Objective
Within the records that follow, find every line containing the string "label". Copy those lines.

(Stored data)
########################################

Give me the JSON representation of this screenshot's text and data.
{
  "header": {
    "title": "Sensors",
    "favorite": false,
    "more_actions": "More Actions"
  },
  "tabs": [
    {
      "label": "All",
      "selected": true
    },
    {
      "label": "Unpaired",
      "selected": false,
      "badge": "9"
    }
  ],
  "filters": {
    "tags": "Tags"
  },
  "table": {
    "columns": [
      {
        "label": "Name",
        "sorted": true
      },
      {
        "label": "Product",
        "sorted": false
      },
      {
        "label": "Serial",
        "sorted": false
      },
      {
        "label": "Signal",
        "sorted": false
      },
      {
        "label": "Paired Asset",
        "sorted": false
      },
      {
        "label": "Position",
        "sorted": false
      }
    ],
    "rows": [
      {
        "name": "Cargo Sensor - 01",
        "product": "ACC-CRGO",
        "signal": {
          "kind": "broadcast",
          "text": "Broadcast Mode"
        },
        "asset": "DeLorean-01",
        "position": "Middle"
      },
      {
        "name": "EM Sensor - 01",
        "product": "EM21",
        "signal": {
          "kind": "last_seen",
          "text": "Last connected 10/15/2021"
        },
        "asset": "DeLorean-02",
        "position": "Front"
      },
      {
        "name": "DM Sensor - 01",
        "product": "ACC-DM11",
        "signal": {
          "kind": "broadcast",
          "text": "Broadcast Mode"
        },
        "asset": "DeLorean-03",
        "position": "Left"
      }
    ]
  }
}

########################################

Solution below
      "label": "All",
      "label": "Unpaired",
        "label": "Name",
        "label": "Product",
        "label": "Serial",
        "label": "Signal",
        "label": "Paired Asset",
        "label": "Position",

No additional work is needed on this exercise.